* START *

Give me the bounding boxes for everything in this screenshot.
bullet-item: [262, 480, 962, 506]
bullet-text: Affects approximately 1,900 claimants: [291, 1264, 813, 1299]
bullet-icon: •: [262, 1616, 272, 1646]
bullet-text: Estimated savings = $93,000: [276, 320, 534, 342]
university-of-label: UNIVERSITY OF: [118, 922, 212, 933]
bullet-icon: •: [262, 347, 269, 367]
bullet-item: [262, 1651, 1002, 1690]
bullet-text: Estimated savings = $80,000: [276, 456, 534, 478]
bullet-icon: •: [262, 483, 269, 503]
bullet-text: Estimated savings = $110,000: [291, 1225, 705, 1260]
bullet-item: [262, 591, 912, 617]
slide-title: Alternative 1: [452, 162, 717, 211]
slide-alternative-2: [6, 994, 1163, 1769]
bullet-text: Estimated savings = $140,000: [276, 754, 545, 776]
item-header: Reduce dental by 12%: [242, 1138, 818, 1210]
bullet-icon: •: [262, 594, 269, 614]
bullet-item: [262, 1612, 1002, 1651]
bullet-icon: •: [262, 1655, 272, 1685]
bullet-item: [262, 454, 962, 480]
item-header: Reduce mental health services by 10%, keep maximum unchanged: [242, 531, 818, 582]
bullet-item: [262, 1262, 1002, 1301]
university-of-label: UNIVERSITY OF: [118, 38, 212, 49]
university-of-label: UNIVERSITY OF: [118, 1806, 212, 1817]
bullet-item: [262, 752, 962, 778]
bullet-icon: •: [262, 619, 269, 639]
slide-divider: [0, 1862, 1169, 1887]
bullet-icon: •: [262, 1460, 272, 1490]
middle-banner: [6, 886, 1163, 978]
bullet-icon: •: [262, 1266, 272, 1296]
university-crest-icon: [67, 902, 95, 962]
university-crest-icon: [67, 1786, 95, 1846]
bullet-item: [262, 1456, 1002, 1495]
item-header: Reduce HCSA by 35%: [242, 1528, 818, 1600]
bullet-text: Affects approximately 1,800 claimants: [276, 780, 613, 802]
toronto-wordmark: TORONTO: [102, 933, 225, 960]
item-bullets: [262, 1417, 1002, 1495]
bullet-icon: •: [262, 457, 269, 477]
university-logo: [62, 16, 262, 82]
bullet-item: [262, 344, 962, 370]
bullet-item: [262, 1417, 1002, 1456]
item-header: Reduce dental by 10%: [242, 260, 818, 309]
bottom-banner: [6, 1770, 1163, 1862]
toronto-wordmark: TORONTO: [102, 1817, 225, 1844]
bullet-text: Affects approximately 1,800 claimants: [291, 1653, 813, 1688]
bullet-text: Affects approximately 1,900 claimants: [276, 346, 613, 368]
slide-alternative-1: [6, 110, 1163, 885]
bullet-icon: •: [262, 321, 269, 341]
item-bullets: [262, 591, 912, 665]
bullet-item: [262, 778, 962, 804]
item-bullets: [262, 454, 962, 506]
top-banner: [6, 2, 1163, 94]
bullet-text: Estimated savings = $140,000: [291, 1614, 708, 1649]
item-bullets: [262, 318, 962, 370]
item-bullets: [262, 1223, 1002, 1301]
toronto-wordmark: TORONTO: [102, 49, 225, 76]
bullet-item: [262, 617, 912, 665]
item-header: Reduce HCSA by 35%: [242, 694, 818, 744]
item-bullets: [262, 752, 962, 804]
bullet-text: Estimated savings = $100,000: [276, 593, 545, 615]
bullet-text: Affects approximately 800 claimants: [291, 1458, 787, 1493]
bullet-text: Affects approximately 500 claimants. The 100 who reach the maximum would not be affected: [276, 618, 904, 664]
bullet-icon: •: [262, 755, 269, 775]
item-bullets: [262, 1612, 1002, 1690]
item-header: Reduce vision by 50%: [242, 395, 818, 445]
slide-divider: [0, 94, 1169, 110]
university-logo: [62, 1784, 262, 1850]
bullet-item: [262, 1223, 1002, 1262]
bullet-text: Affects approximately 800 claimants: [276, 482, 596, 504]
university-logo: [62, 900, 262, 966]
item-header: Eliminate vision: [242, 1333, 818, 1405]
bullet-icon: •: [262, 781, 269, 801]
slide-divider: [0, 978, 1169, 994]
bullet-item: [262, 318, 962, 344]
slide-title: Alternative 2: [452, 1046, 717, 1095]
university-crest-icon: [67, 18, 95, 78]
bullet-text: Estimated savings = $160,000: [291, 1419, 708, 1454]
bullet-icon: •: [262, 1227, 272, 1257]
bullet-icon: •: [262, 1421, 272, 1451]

* END *

# The exercise
Pull out the lines above from the very first one through the line containing "1653, 813, 1688]", both ends included, and copy them without any changes.

# Written solution
Give me the bounding boxes for everything in this screenshot.
bullet-item: [262, 480, 962, 506]
bullet-text: Affects approximately 1,900 claimants: [291, 1264, 813, 1299]
bullet-icon: •: [262, 1616, 272, 1646]
bullet-text: Estimated savings = $93,000: [276, 320, 534, 342]
university-of-label: UNIVERSITY OF: [118, 922, 212, 933]
bullet-icon: •: [262, 347, 269, 367]
bullet-item: [262, 1651, 1002, 1690]
bullet-text: Estimated savings = $80,000: [276, 456, 534, 478]
bullet-icon: •: [262, 483, 269, 503]
bullet-text: Estimated savings = $110,000: [291, 1225, 705, 1260]
bullet-item: [262, 591, 912, 617]
slide-title: Alternative 1: [452, 162, 717, 211]
slide-alternative-2: [6, 994, 1163, 1769]
bullet-text: Estimated savings = $140,000: [276, 754, 545, 776]
item-header: Reduce dental by 12%: [242, 1138, 818, 1210]
bullet-icon: •: [262, 594, 269, 614]
bullet-item: [262, 1612, 1002, 1651]
bullet-icon: •: [262, 1655, 272, 1685]
bullet-item: [262, 454, 962, 480]
item-header: Reduce mental health services by 10%, keep maximum unchanged: [242, 531, 818, 582]
bullet-item: [262, 1262, 1002, 1301]
university-of-label: UNIVERSITY OF: [118, 38, 212, 49]
university-of-label: UNIVERSITY OF: [118, 1806, 212, 1817]
bullet-item: [262, 752, 962, 778]
bullet-icon: •: [262, 619, 269, 639]
slide-divider: [0, 1862, 1169, 1887]
bullet-icon: •: [262, 1460, 272, 1490]
middle-banner: [6, 886, 1163, 978]
bullet-icon: •: [262, 1266, 272, 1296]
university-crest-icon: [67, 902, 95, 962]
university-crest-icon: [67, 1786, 95, 1846]
bullet-item: [262, 1456, 1002, 1495]
item-header: Reduce HCSA by 35%: [242, 1528, 818, 1600]
bullet-text: Affects approximately 1,800 claimants: [276, 780, 613, 802]
toronto-wordmark: TORONTO: [102, 933, 225, 960]
item-bullets: [262, 1417, 1002, 1495]
bullet-icon: •: [262, 457, 269, 477]
university-logo: [62, 16, 262, 82]
bullet-item: [262, 344, 962, 370]
bullet-item: [262, 1417, 1002, 1456]
item-header: Reduce dental by 10%: [242, 260, 818, 309]
bottom-banner: [6, 1770, 1163, 1862]
toronto-wordmark: TORONTO: [102, 1817, 225, 1844]
bullet-text: Affects approximately 1,800 claimants: [291, 1653, 813, 1688]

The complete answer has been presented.